### Written exercise
Below are the records. Restate word for word every line from the one that contains "Extract all readable text from this page." through the final line, both included.

(Source records)
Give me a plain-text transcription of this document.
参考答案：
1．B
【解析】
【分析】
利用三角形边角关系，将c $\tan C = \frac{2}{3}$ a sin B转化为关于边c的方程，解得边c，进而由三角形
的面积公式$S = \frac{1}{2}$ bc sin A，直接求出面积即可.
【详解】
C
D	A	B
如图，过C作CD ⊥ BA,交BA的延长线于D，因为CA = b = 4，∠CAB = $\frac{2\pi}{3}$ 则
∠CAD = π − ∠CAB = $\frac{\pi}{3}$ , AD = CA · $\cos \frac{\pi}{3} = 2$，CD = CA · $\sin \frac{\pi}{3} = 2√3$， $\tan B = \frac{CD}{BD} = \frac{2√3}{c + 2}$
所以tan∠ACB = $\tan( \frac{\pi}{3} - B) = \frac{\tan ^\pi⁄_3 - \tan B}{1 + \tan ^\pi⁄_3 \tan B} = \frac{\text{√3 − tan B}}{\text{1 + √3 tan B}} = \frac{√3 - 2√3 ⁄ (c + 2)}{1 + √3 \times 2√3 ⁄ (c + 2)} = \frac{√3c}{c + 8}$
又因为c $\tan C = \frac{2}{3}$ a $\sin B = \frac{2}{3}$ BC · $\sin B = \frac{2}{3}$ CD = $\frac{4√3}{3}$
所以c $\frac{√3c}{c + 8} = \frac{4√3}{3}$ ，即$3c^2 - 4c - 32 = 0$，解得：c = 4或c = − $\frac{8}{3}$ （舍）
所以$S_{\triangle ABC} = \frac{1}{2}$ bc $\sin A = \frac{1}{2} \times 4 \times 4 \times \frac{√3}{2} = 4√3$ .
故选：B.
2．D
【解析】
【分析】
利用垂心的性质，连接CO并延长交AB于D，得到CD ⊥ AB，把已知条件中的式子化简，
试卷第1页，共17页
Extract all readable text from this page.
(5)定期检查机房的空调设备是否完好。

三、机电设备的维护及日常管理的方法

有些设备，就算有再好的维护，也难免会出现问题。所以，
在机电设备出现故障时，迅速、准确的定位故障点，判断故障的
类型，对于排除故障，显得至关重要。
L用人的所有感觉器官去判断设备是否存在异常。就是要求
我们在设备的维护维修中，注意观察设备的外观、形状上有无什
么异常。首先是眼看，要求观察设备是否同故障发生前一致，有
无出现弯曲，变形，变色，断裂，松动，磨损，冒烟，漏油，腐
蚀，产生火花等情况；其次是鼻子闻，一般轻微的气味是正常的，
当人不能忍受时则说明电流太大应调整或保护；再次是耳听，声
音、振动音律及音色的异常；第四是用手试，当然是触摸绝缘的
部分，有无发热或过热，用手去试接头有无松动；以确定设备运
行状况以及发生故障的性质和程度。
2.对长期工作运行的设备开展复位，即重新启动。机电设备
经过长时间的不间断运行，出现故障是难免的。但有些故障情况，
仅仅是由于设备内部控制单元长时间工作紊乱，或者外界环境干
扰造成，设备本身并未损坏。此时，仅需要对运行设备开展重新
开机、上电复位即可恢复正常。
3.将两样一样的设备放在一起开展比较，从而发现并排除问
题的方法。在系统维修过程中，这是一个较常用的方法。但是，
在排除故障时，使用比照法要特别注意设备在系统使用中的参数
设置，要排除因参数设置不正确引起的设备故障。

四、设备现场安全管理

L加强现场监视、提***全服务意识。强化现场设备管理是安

### The completed task
Extract all readable text from this page.
(5)定期检查机房的空调设备是否完好。

三、机电设备的维护及日常管理的方法

有些设备，就算有再好的维护，也难免会出现问题。所以，
在机电设备出现故障时，迅速、准确的定位故障点，判断故障的
类型，对于排除故障，显得至关重要。
L用人的所有感觉器官去判断设备是否存在异常。就是要求
我们在设备的维护维修中，注意观察设备的外观、形状上有无什
么异常。首先是眼看，要求观察设备是否同故障发生前一致，有
无出现弯曲，变形，变色，断裂，松动，磨损，冒烟，漏油，腐
蚀，产生火花等情况；其次是鼻子闻，一般轻微的气味是正常的，
当人不能忍受时则说明电流太大应调整或保护；再次是耳听，声
音、振动音律及音色的异常；第四是用手试，当然是触摸绝缘的
部分，有无发热或过热，用手去试接头有无松动；以确定设备运
行状况以及发生故障的性质和程度。
2.对长期工作运行的设备开展复位，即重新启动。机电设备
经过长时间的不间断运行，出现故障是难免的。但有些故障情况，
仅仅是由于设备内部控制单元长时间工作紊乱，或者外界环境干
扰造成，设备本身并未损坏。此时，仅需要对运行设备开展重新
开机、上电复位即可恢复正常。
3.将两样一样的设备放在一起开展比较，从而发现并排除问
题的方法。在系统维修过程中，这是一个较常用的方法。但是，
在排除故障时，使用比照法要特别注意设备在系统使用中的参数
设置，要排除因参数设置不正确引起的设备故障。

四、设备现场安全管理

L加强现场监视、提***全服务意识。强化现场设备管理是安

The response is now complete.